Quote only the lines that start at the line with "Convert this document image to plain text." and run to the end of the entries; omit the pictures.

— START ENTRIES SHOWN —

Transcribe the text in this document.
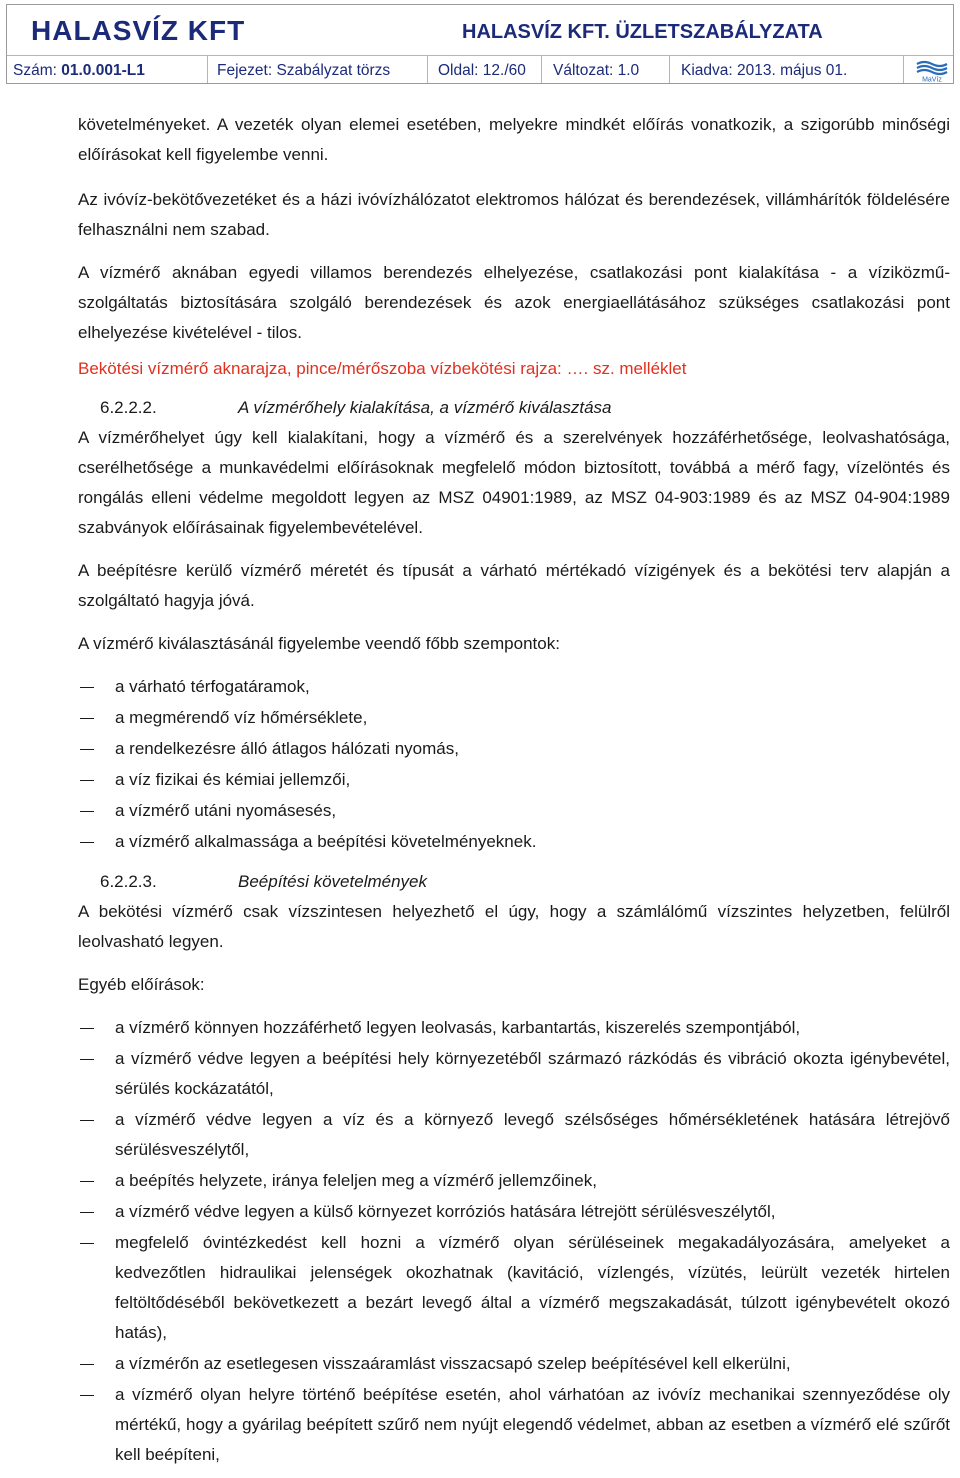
HALASVÍZ KFT	HALASVÍZ KFT. ÜZLETSZABÁLYZATA
Szám: 01.0.001-L1	Fejezet: Szabályzat törzs	Oldal: 12./60 Változat: 1.0	Kiadva: 2013. május 01.
MaVíz

követelményeket. A vezeték olyan elemei esetében, melyekre mindkét előírás vonatkozik, a szigorúbb minőségi előírásokat kell figyelembe venni.

Az ivóvíz-bekötővezetéket és a házi ivóvízhálózatot elektromos hálózat és berendezések, villámhárítók földelésére felhasználni nem szabad.

A vízmérő aknában egyedi villamos berendezés elhelyezése, csatlakozási pont kialakítása - a víziközmű-szolgáltatás biztosítására szolgáló berendezések és azok energiaellátásához szükséges csatlakozási pont elhelyezése kivételével - tilos.

Bekötési vízmérő aknarajza, pince/mérőszoba vízbekötési rajza: …. sz. melléklet

6.2.2.2.	A vízmérőhely kialakítása, a vízmérő kiválasztása

A vízmérőhelyet úgy kell kialakítani, hogy a vízmérő és a szerelvények hozzáférhetősége, leolvashatósága, cserélhetősége a munkavédelmi előírásoknak megfelelő módon biztosított, továbbá a mérő fagy, vízelöntés és rongálás elleni védelme megoldott legyen az MSZ 04901:1989, az MSZ 04-903:1989 és az MSZ 04-904:1989 szabványok előírásainak figyelembevételével.

A beépítésre kerülő vízmérő méretét és típusát a várható mértékadó vízigények és a bekötési terv alapján a szolgáltató hagyja jóvá.

A vízmérő kiválasztásánál figyelembe veendő főbb szempontok:

a várható térfogatáramok,
a megmérendő víz hőmérséklete,
a rendelkezésre álló átlagos hálózati nyomás,
a víz fizikai és kémiai jellemzői,
a vízmérő utáni nyomásesés,
a vízmérő alkalmassága a beépítési követelményeknek.
6.2.2.3.	Beépítési követelmények

A bekötési vízmérő csak vízszintesen helyezhető el úgy, hogy a számlálómű vízszintes helyzetben, felülről leolvasható legyen.

Egyéb előírások:

a vízmérő könnyen hozzáférhető legyen leolvasás, karbantartás, kiszerelés szempontjából,
a vízmérő védve legyen a beépítési hely környezetéből származó rázkódás és vibráció okozta igénybevétel, sérülés kockázatától,
a vízmérő védve legyen a víz és a környező levegő szélsőséges hőmérsékletének hatására létrejövő sérülésveszélytől,
a beépítés helyzete, iránya feleljen meg a vízmérő jellemzőinek,
a vízmérő védve legyen a külső környezet korróziós hatására létrejött sérülésveszélytől,
megfelelő óvintézkedést kell hozni a vízmérő olyan sérüléseinek megakadályozására, amelyeket a kedvezőtlen hidraulikai jelenségek okozhatnak (kavitáció, vízlengés, vízütés, leürült vezeték hirtelen feltöltődéséből bekövetkezett a bezárt levegő által a vízmérő megszakadását, túlzott igénybevételt okozó hatás),
a vízmérőn az esetlegesen visszaáramlást visszacsapó szelep beépítésével kell elkerülni,
a vízmérő olyan helyre történő beépítése esetén, ahol várhatóan az ivóvíz mechanikai szennyeződése oly mértékű, hogy a gyárilag beépített szűrő nem nyújt elegendő védelmet, abban az esetben a vízmérő elé szűrőt kell beépíteni,
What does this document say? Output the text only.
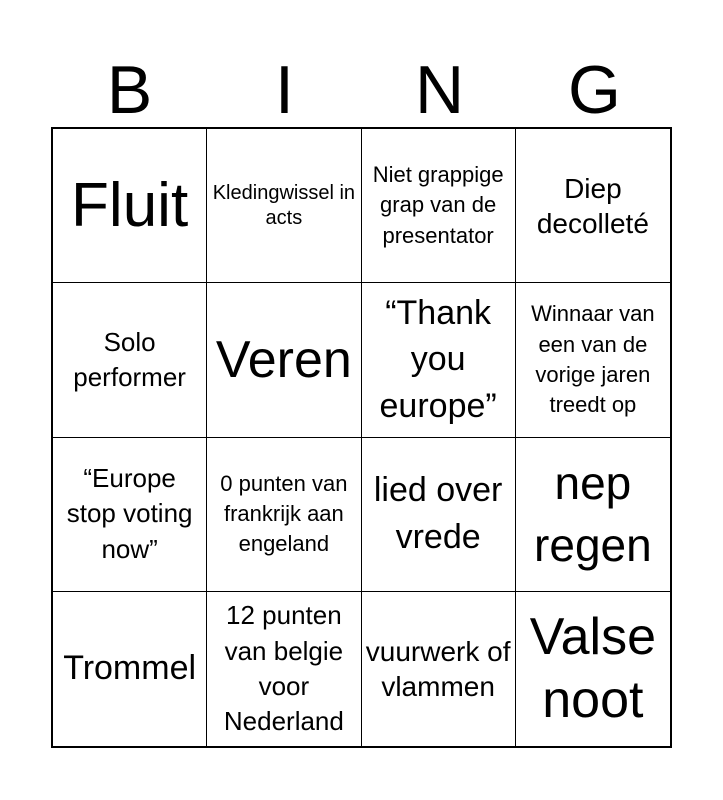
B	I	N	G
Fluit Kledingwissel in acts
Niet grappige grap van de presentator
Diep decolleté
Solo performer Veren
“Thank you europe”
Winnaar van een van de vorige jaren treedt op
“Europe stop voting now”
0 punten van frankrijk aan engeland
lied over vrede
nep regen
Trommel
12 punten van belgie voor Nederland
vuurwerk of vlammen
Valse noot
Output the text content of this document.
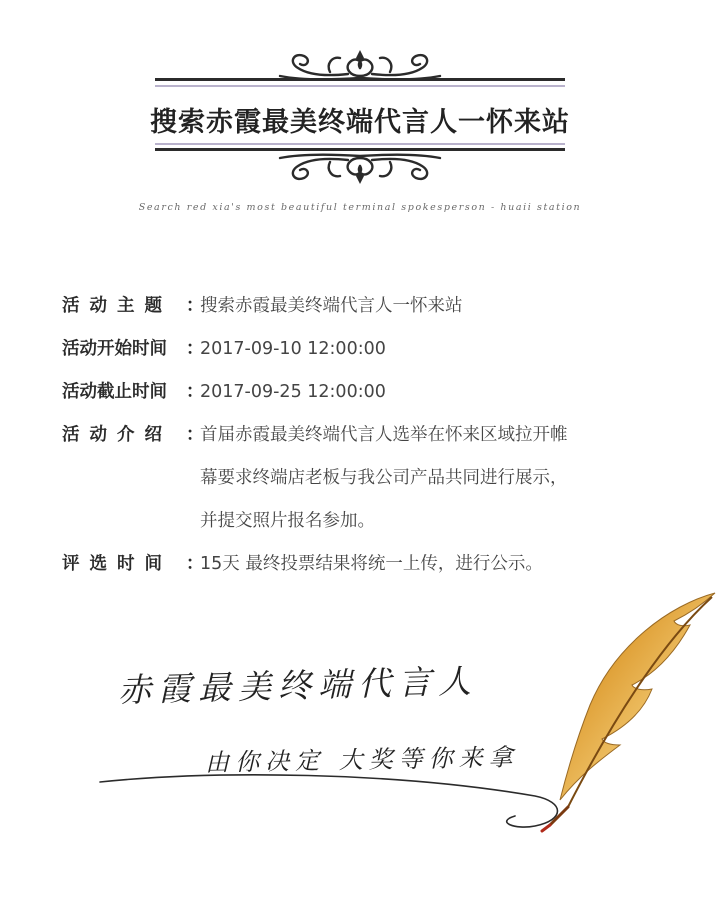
搜索赤霞最美终端代言人一怀来站
Search red xia's most beautiful terminal spokesperson - huaii station
活动主题 ：
搜索赤霞最美终端代言人一怀来站
活动开始时间	：
2017-09-10 12:00:00
活动截止时间	：
2017-09-25 12:00:00
活动介绍 ：
首届赤霞最美终端代言人选举在怀来区域拉开帷
幕要求终端店老板与我公司产品共同进行展示，
并提交照片报名参加。
评选时间 ：
15天 最终投票结果将统一上传，进行公示。
赤霞最美终端代言人
由你决定 大奖等你来拿
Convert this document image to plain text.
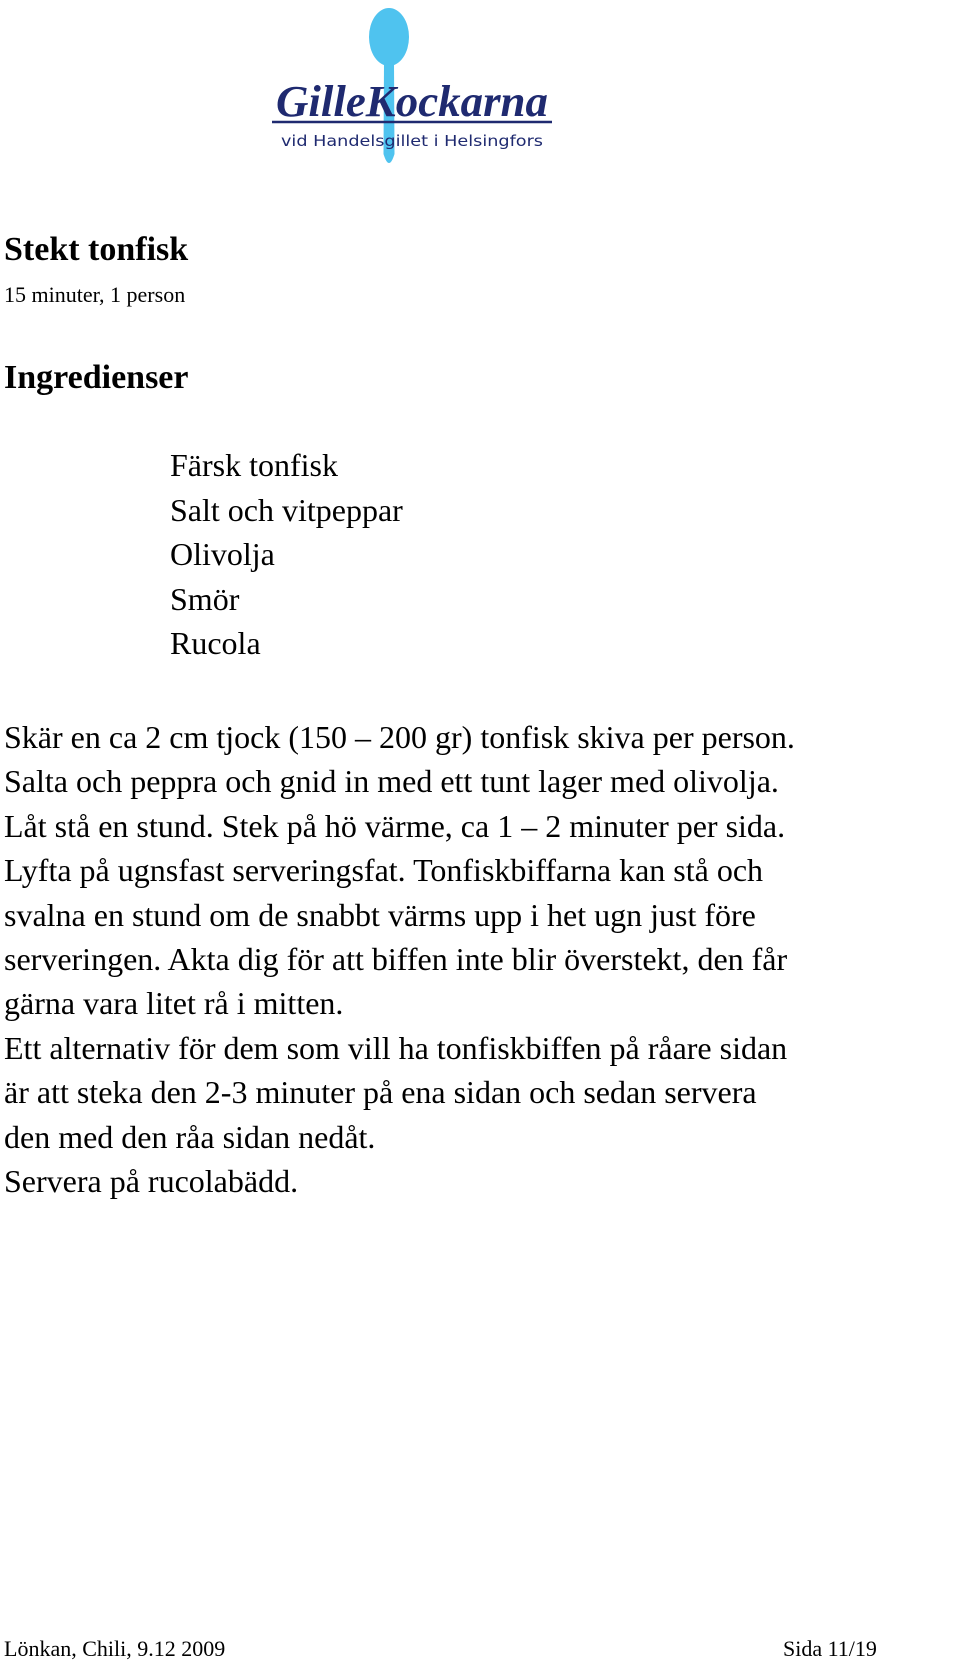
GilleKockarna
vid Handelsgillet i Helsingfors
Stekt tonfisk
15 minuter, 1 person
Ingredienser
Färsk tonfisk
Salt och vitpeppar
Olivolja
Smör
Rucola

Skär en ca 2 cm tjock (150 – 200 gr) tonfisk skiva per person.

Salta och peppra och gnid in med ett tunt lager med olivolja.

Låt stå en stund. Stek på hö värme, ca 1 – 2 minuter per sida.

Lyfta på ugnsfast serveringsfat. Tonfiskbiffarna kan stå och

svalna en stund om de snabbt värms upp i het ugn just före

serveringen. Akta dig för att biffen inte blir överstekt, den får

gärna vara litet rå i mitten.

Ett alternativ för dem som vill ha tonfiskbiffen på råare sidan

är att steka den 2-3 minuter på ena sidan och sedan servera

den med den råa sidan nedåt.

Servera på rucolabädd.

Lönkan, Chili, 9.12 2009	Sida 11/19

— END ENTRIES SHOWN —

[FINISHED TASK]
Convert this document image to plain text.
GilleKockarna
vid Handelsgillet i Helsingfors
Stekt tonfisk
15 minuter, 1 person
Ingredienser
Färsk tonfisk
Salt och vitpeppar
Olivolja
Smör
Rucola

Skär en ca 2 cm tjock (150 – 200 gr) tonfisk skiva per person.

Salta och peppra och gnid in med ett tunt lager med olivolja.

Låt stå en stund. Stek på hö värme, ca 1 – 2 minuter per sida.

Lyfta på ugnsfast serveringsfat. Tonfiskbiffarna kan stå och

svalna en stund om de snabbt värms upp i het ugn just före

serveringen. Akta dig för att biffen inte blir överstekt, den får

gärna vara litet rå i mitten.

Ett alternativ för dem som vill ha tonfiskbiffen på råare sidan

är att steka den 2-3 minuter på ena sidan och sedan servera

den med den råa sidan nedåt.

Servera på rucolabädd.

Lönkan, Chili, 9.12 2009	Sida 11/19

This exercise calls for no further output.